Dataset records
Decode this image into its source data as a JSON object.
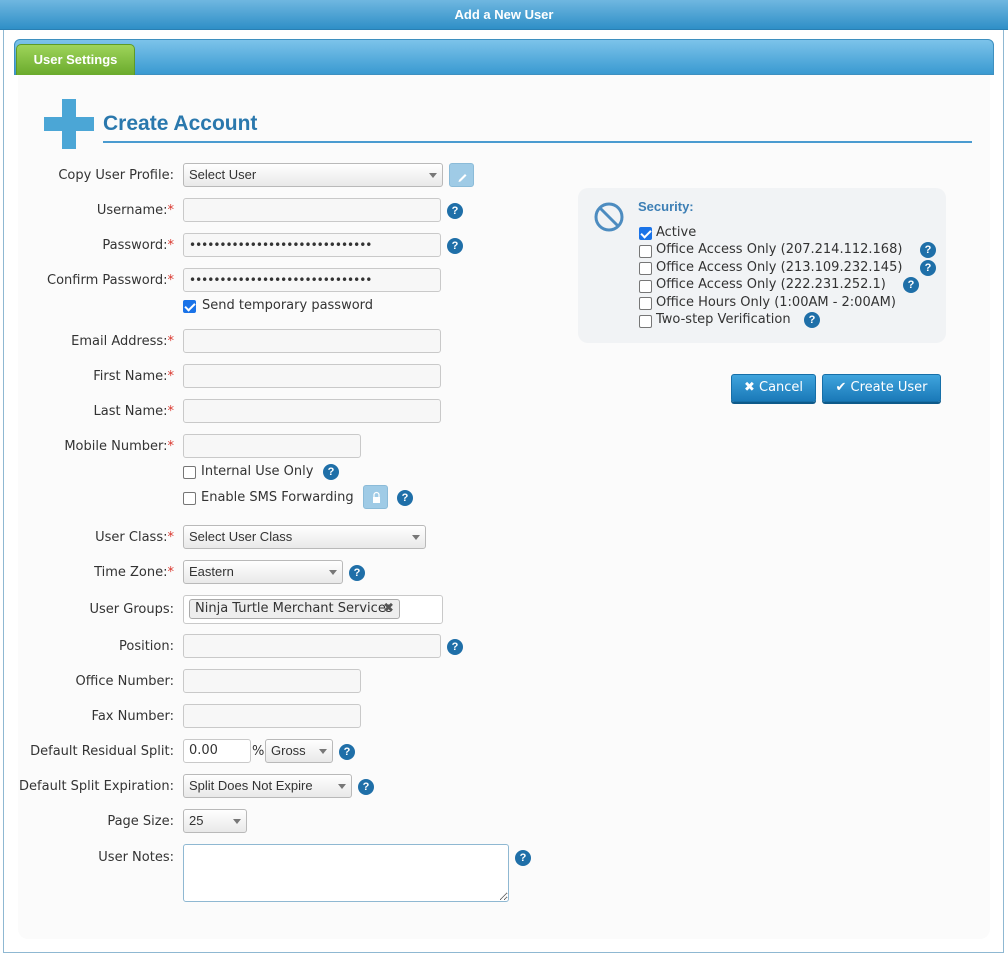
{
  "window": {
    "title": "Add a New User"
  },
  "tabs": [
    {
      "label": "User Settings",
      "active": true
    }
  ],
  "section": {
    "heading": "Create Account"
  },
  "form": {
    "copy_profile": {
      "label": "Copy User Profile:",
      "value": "Select User"
    },
    "username": {
      "label": "Username:",
      "required": "*",
      "value": ""
    },
    "password": {
      "label": "Password:",
      "required": "*",
      "value": "••••••••••••••••••••••••••••••"
    },
    "confirm_password": {
      "label": "Confirm Password:",
      "required": "*",
      "value": "••••••••••••••••••••••••••••••"
    },
    "send_temp_password": {
      "label": "Send temporary password",
      "checked": true
    },
    "email": {
      "label": "Email Address:",
      "required": "*",
      "value": ""
    },
    "first_name": {
      "label": "First Name:",
      "required": "*",
      "value": ""
    },
    "last_name": {
      "label": "Last Name:",
      "required": "*",
      "value": ""
    },
    "mobile": {
      "label": "Mobile Number:",
      "required": "*",
      "value": ""
    },
    "internal_use": {
      "label": "Internal Use Only",
      "checked": false
    },
    "sms_forwarding": {
      "label": "Enable SMS Forwarding",
      "checked": false
    },
    "user_class": {
      "label": "User Class:",
      "required": "*",
      "value": "Select User Class"
    },
    "time_zone": {
      "label": "Time Zone:",
      "required": "*",
      "value": "Eastern"
    },
    "user_groups": {
      "label": "User Groups:",
      "tags": [
        "Ninja Turtle Merchant Services"
      ],
      "remove_glyph": "✖"
    },
    "position": {
      "label": "Position:",
      "value": ""
    },
    "office_number": {
      "label": "Office Number:",
      "value": ""
    },
    "fax_number": {
      "label": "Fax Number:",
      "value": ""
    },
    "residual_split": {
      "label": "Default Residual Split:",
      "value": "0.00",
      "unit": "%",
      "basis": "Gross"
    },
    "split_expiration": {
      "label": "Default Split Expiration:",
      "value": "Split Does Not Expire"
    },
    "page_size": {
      "label": "Page Size:",
      "value": "25"
    },
    "user_notes": {
      "label": "User Notes:",
      "value": ""
    }
  },
  "help_glyph": "?",
  "security": {
    "title": "Security:",
    "options": [
      {
        "label": "Active",
        "checked": true,
        "help": false
      },
      {
        "label": "Office Access Only (207.214.112.168)",
        "checked": false,
        "help": true
      },
      {
        "label": "Office Access Only (213.109.232.145)",
        "checked": false,
        "help": true
      },
      {
        "label": "Office Access Only (222.231.252.1)",
        "checked": false,
        "help": true
      },
      {
        "label": "Office Hours Only (1:00AM - 2:00AM)",
        "checked": false,
        "help": false
      },
      {
        "label": "Two-step Verification",
        "checked": false,
        "help": true
      }
    ]
  },
  "actions": {
    "cancel": "Cancel",
    "create": "Create User"
  },
  "colors": {
    "accent": "#2a78ad",
    "required": "#d9342b",
    "tab_green": "#6aaa2c",
    "button_blue": "#1a79b8"
  }
}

### Your objective
Transcribe each line above verbatim, with the pictures left out.

### Output of the task
Decode this image into its source data as a JSON object.
{
  "window": {
    "title": "Add a New User"
  },
  "tabs": [
    {
      "label": "User Settings",
      "active": true
    }
  ],
  "section": {
    "heading": "Create Account"
  },
  "form": {
    "copy_profile": {
      "label": "Copy User Profile:",
      "value": "Select User"
    },
    "username": {
      "label": "Username:",
      "required": "*",
      "value": ""
    },
    "password": {
      "label": "Password:",
      "required": "*",
      "value": "••••••••••••••••••••••••••••••"
    },
    "confirm_password": {
      "label": "Confirm Password:",
      "required": "*",
      "value": "••••••••••••••••••••••••••••••"
    },
    "send_temp_password": {
      "label": "Send temporary password",
      "checked": true
    },
    "email": {
      "label": "Email Address:",
      "required": "*",
      "value": ""
    },
    "first_name": {
      "label": "First Name:",
      "required": "*",
      "value": ""
    },
    "last_name": {
      "label": "Last Name:",
      "required": "*",
      "value": ""
    },
    "mobile": {
      "label": "Mobile Number:",
      "required": "*",
      "value": ""
    },
    "internal_use": {
      "label": "Internal Use Only",
      "checked": false
    },
    "sms_forwarding": {
      "label": "Enable SMS Forwarding",
      "checked": false
    },
    "user_class": {
      "label": "User Class:",
      "required": "*",
      "value": "Select User Class"
    },
    "time_zone": {
      "label": "Time Zone:",
      "required": "*",
      "value": "Eastern"
    },
    "user_groups": {
      "label": "User Groups:",
      "tags": [
        "Ninja Turtle Merchant Services"
      ],
      "remove_glyph": "✖"
    },
    "position": {
      "label": "Position:",
      "value": ""
    },
    "office_number": {
      "label": "Office Number:",
      "value": ""
    },
    "fax_number": {
      "label": "Fax Number:",
      "value": ""
    },
    "residual_split": {
      "label": "Default Residual Split:",
      "value": "0.00",
      "unit": "%",
      "basis": "Gross"
    },
    "split_expiration": {
      "label": "Default Split Expiration:",
      "value": "Split Does Not Expire"
    },
    "page_size": {
      "label": "Page Size:",
      "value": "25"
    },
    "user_notes": {
      "label": "User Notes:",
      "value": ""
    }
  },
  "help_glyph": "?",
  "security": {
    "title": "Security:",
    "options": [
      {
        "label": "Active",
        "checked": true,
        "help": false
      },
      {
        "label": "Office Access Only (207.214.112.168)",
        "checked": false,
        "help": true
      },
      {
        "label": "Office Access Only (213.109.232.145)",
        "checked": false,
        "help": true
      },
      {
        "label": "Office Access Only (222.231.252.1)",
        "checked": false,
        "help": true
      },
      {
        "label": "Office Hours Only (1:00AM - 2:00AM)",
        "checked": false,
        "help": false
      },
      {
        "label": "Two-step Verification",
        "checked": false,
        "help": true
      }
    ]
  },
  "actions": {
    "cancel": "Cancel",
    "create": "Create User"
  },
  "colors": {
    "accent": "#2a78ad",
    "required": "#d9342b",
    "tab_green": "#6aaa2c",
    "button_blue": "#1a79b8"
  }
}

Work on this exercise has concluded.